WORK INSTRUCTIONS: Please reproduce every one of the following entries word for word.

━━ GIVEN INFORMATION

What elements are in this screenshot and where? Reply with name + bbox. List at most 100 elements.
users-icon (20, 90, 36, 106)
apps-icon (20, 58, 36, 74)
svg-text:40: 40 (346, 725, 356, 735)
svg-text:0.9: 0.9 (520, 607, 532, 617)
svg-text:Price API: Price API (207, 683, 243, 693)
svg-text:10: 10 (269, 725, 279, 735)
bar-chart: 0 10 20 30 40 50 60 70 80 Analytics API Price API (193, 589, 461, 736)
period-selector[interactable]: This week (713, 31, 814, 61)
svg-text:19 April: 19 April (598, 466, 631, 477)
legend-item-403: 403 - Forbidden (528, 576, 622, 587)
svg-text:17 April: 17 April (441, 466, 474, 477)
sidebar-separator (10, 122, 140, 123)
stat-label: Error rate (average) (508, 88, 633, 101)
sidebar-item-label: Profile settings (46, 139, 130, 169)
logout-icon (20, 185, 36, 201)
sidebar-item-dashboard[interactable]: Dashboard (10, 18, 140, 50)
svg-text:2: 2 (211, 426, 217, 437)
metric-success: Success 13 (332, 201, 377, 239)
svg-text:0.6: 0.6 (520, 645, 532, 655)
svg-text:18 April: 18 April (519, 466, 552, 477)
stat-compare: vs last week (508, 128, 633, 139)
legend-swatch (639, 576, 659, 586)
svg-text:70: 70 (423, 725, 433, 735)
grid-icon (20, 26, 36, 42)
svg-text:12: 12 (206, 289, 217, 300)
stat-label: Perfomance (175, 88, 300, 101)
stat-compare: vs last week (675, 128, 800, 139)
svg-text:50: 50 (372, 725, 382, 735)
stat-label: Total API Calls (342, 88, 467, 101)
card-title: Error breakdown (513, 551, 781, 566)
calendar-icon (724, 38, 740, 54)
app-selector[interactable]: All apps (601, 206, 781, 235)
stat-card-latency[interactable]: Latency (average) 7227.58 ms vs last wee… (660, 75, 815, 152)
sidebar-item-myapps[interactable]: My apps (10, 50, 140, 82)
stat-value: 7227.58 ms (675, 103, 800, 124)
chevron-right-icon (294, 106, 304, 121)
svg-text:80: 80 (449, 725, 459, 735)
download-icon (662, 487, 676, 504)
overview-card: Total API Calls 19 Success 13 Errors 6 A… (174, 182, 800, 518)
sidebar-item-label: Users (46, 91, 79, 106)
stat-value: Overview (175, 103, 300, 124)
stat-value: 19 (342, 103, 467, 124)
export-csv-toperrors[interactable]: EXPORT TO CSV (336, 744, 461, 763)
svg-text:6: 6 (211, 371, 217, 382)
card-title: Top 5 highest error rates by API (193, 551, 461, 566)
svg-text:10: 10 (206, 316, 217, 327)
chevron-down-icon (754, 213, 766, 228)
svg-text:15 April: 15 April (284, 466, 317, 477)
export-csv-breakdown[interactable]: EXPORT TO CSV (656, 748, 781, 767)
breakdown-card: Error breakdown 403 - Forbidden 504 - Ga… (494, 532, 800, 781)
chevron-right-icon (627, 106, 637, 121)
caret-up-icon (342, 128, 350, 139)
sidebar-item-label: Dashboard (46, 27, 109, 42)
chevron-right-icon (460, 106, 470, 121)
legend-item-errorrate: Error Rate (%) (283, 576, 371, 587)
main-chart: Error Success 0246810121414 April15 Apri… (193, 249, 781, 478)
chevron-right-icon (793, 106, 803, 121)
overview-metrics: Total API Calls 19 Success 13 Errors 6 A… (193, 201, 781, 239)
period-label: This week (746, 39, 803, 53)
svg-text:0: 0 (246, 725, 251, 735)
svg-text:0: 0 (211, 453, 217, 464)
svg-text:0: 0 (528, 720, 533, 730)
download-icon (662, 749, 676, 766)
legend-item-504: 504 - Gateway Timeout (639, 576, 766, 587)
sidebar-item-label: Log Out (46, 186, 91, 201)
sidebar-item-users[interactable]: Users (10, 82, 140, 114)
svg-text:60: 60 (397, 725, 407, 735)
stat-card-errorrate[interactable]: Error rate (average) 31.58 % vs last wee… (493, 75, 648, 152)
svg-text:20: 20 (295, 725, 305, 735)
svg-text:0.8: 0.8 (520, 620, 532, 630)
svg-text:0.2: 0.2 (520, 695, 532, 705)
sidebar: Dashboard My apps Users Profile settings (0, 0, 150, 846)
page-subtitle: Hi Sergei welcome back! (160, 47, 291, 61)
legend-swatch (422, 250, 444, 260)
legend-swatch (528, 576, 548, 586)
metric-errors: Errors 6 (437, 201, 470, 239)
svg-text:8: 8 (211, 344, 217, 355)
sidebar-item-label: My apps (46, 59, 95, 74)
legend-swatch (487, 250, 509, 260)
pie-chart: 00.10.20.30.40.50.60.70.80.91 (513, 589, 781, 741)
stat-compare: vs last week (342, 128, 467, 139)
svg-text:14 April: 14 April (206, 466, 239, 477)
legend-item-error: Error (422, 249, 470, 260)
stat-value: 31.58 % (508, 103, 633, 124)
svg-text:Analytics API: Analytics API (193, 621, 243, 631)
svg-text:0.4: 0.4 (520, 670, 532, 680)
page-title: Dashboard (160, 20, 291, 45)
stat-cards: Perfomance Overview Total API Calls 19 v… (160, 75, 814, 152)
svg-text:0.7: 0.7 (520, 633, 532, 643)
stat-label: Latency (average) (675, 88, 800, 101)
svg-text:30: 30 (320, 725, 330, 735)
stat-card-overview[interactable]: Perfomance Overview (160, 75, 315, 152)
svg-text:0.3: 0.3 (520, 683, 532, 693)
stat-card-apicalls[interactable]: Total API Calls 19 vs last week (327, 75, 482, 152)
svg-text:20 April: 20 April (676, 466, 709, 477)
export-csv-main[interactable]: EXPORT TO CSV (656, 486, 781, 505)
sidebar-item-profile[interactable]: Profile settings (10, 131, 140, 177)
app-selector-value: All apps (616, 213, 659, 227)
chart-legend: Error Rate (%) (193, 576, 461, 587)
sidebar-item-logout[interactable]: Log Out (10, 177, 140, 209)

━━━━

OUTPUT BELOW:
What elements are in this screenshot and where? Reply with name + bbox. List at most 100 elements.
users-icon (20, 90, 36, 106)
apps-icon (20, 58, 36, 74)
svg-text:40: 40 (346, 725, 356, 735)
svg-text:0.9: 0.9 (520, 607, 532, 617)
svg-text:Price API: Price API (207, 683, 243, 693)
svg-text:10: 10 (269, 725, 279, 735)
bar-chart: 0 10 20 30 40 50 60 70 80 Analytics API Price API (193, 589, 461, 736)
period-selector[interactable]: This week (713, 31, 814, 61)
svg-text:19 April: 19 April (598, 466, 631, 477)
legend-item-403: 403 - Forbidden (528, 576, 622, 587)
svg-text:17 April: 17 April (441, 466, 474, 477)
sidebar-separator (10, 122, 140, 123)
stat-label: Error rate (average) (508, 88, 633, 101)
sidebar-item-label: Profile settings (46, 139, 130, 169)
logout-icon (20, 185, 36, 201)
sidebar-item-dashboard[interactable]: Dashboard (10, 18, 140, 50)
svg-text:2: 2 (211, 426, 217, 437)
metric-success: Success 13 (332, 201, 377, 239)
svg-text:0.6: 0.6 (520, 645, 532, 655)
svg-text:18 April: 18 April (519, 466, 552, 477)
stat-compare: vs last week (508, 128, 633, 139)
legend-swatch (639, 576, 659, 586)
svg-text:70: 70 (423, 725, 433, 735)
grid-icon (20, 26, 36, 42)
svg-text:12: 12 (206, 289, 217, 300)
stat-label: Perfomance (175, 88, 300, 101)
stat-compare: vs last week (675, 128, 800, 139)
svg-text:50: 50 (372, 725, 382, 735)
stat-label: Total API Calls (342, 88, 467, 101)
card-title: Error breakdown (513, 551, 781, 566)
calendar-icon (724, 38, 740, 54)
app-selector[interactable]: All apps (601, 206, 781, 235)
stat-card-latency[interactable]: Latency (average) 7227.58 ms vs last wee… (660, 75, 815, 152)
sidebar-item-myapps[interactable]: My apps (10, 50, 140, 82)
stat-value: 7227.58 ms (675, 103, 800, 124)
chevron-right-icon (294, 106, 304, 121)
svg-text:80: 80 (449, 725, 459, 735)
download-icon (662, 487, 676, 504)
overview-card: Total API Calls 19 Success 13 Errors 6 A… (174, 182, 800, 518)
sidebar-item-label: Users (46, 91, 79, 106)
stat-value: Overview (175, 103, 300, 124)
stat-value: 19 (342, 103, 467, 124)
export-csv-toperrors[interactable]: EXPORT TO CSV (336, 744, 461, 763)
svg-text:6: 6 (211, 371, 217, 382)
card-title: Top 5 highest error rates by API (193, 551, 461, 566)
svg-text:10: 10 (206, 316, 217, 327)
chevron-down-icon (754, 213, 766, 228)
svg-text:15 April: 15 April (284, 466, 317, 477)
export-csv-breakdown[interactable]: EXPORT TO CSV (656, 748, 781, 767)
breakdown-card: Error breakdown 403 - Forbidden 504 - Ga… (494, 532, 800, 781)
chevron-right-icon (627, 106, 637, 121)
caret-up-icon (342, 128, 350, 139)
sidebar-item-label: Dashboard (46, 27, 109, 42)
chevron-right-icon (460, 106, 470, 121)
legend-item-errorrate: Error Rate (%) (283, 576, 371, 587)
main-chart: Error Success 0246810121414 April15 Apri… (193, 249, 781, 478)
chevron-right-icon (793, 106, 803, 121)
overview-metrics: Total API Calls 19 Success 13 Errors 6 A… (193, 201, 781, 239)
period-label: This week (746, 39, 803, 53)
svg-text:0: 0 (246, 725, 251, 735)
svg-text:0: 0 (211, 453, 217, 464)
svg-text:0: 0 (528, 720, 533, 730)
download-icon (662, 749, 676, 766)
legend-item-504: 504 - Gateway Timeout (639, 576, 766, 587)
sidebar-item-label: Log Out (46, 186, 91, 201)
sidebar-item-users[interactable]: Users (10, 82, 140, 114)
svg-text:60: 60 (397, 725, 407, 735)
stat-card-errorrate[interactable]: Error rate (average) 31.58 % vs last wee… (493, 75, 648, 152)
svg-text:20: 20 (295, 725, 305, 735)
svg-text:0.8: 0.8 (520, 620, 532, 630)
svg-text:0.2: 0.2 (520, 695, 532, 705)
sidebar: Dashboard My apps Users Profile settings (0, 0, 150, 846)
page-subtitle: Hi Sergei welcome back! (160, 47, 291, 61)
legend-swatch (422, 250, 444, 260)
legend-swatch (528, 576, 548, 586)
metric-errors: Errors 6 (437, 201, 470, 239)
svg-text:8: 8 (211, 344, 217, 355)
sidebar-item-label: My apps (46, 59, 95, 74)
legend-swatch (487, 250, 509, 260)
pie-chart: 00.10.20.30.40.50.60.70.80.91 (513, 589, 781, 741)
stat-compare: vs last week (342, 128, 467, 139)
svg-text:14 April: 14 April (206, 466, 239, 477)
legend-item-error: Error (422, 249, 470, 260)
stat-value: 31.58 % (508, 103, 633, 124)
svg-text:Analytics API: Analytics API (193, 621, 243, 631)
svg-text:0.4: 0.4 (520, 670, 532, 680)
page-title: Dashboard (160, 20, 291, 45)
stat-cards: Perfomance Overview Total API Calls 19 v… (160, 75, 814, 152)
svg-text:0.7: 0.7 (520, 633, 532, 643)
stat-label: Latency (average) (675, 88, 800, 101)
svg-text:30: 30 (320, 725, 330, 735)
stat-card-overview[interactable]: Perfomance Overview (160, 75, 315, 152)
svg-text:0.3: 0.3 (520, 683, 532, 693)
stat-card-apicalls[interactable]: Total API Calls 19 vs last week (327, 75, 482, 152)
svg-text:20 April: 20 April (676, 466, 709, 477)
export-csv-main[interactable]: EXPORT TO CSV (656, 486, 781, 505)
sidebar-item-profile[interactable]: Profile settings (10, 131, 140, 177)
app-selector-value: All apps (616, 213, 659, 227)
chart-legend: Error Rate (%) (193, 576, 461, 587)
sidebar-item-logout[interactable]: Log Out (10, 177, 140, 209)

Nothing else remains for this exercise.